Given request
Leave out the pictures and copy everything else below exactly.

Figure dataset records:
--- --- ---

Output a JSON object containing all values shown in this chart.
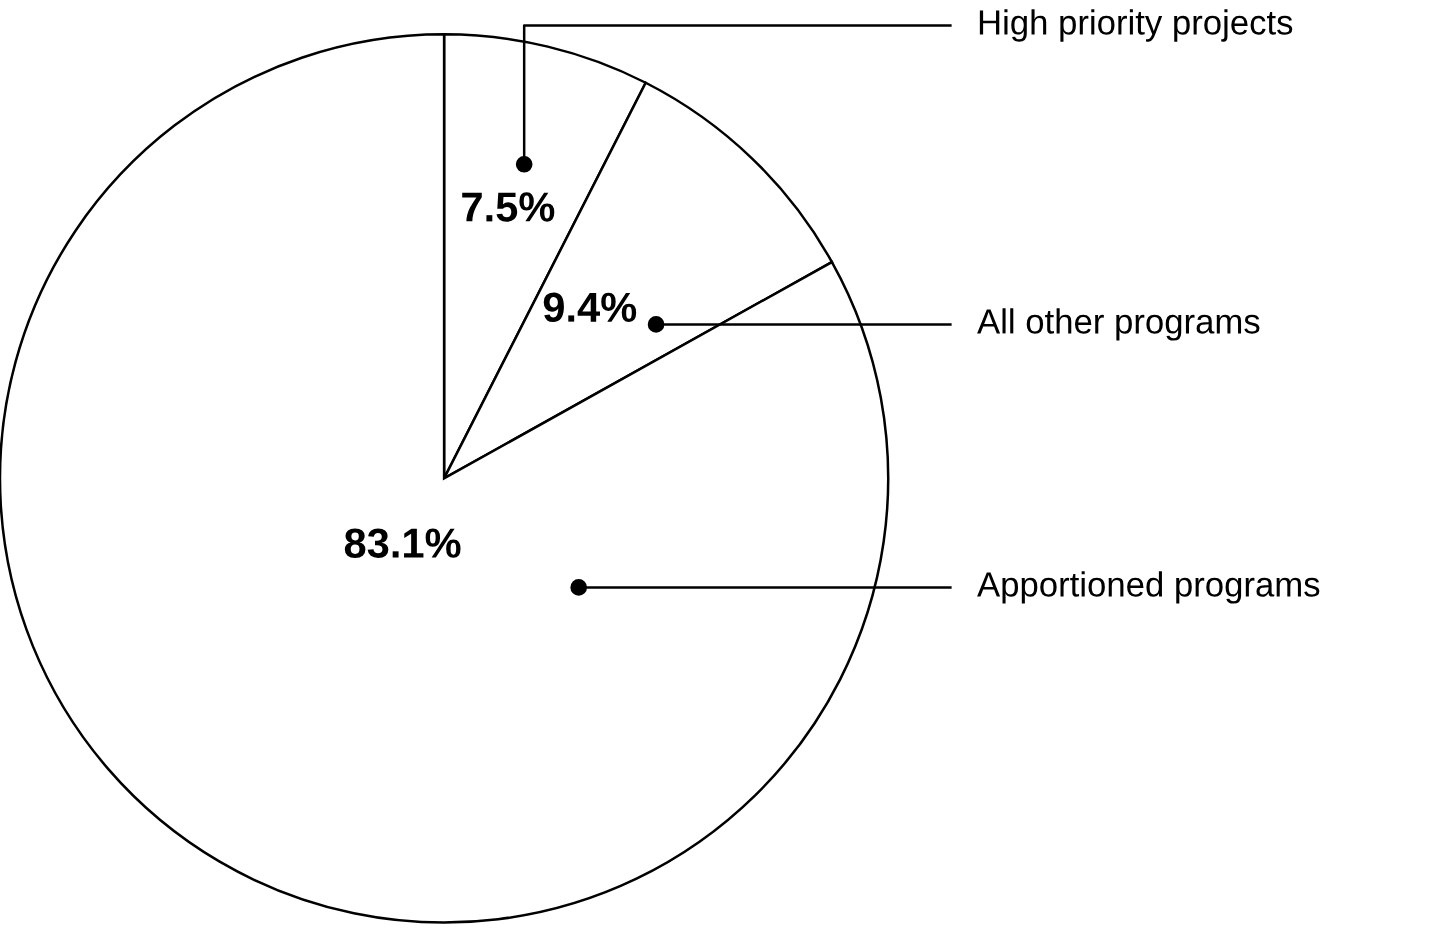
{
  "chart_data": {
    "type": "pie",
    "categories": [
      "High priority projects",
      "All other programs",
      "Apportioned programs"
    ],
    "values": [
      7.5,
      9.4,
      83.1
    ],
    "colors": [
      "#ffffff",
      "#ffffff",
      "#ffffff"
    ],
    "value_labels": [
      "7.5%",
      "9.4%",
      "83.1%"
    ]
  }
}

--- --- ---

The response
Output a JSON object containing all values shown in this chart.
{
  "chart_data": {
    "type": "pie",
    "categories": [
      "High priority projects",
      "All other programs",
      "Apportioned programs"
    ],
    "values": [
      7.5,
      9.4,
      83.1
    ],
    "colors": [
      "#ffffff",
      "#ffffff",
      "#ffffff"
    ],
    "value_labels": [
      "7.5%",
      "9.4%",
      "83.1%"
    ]
  }
}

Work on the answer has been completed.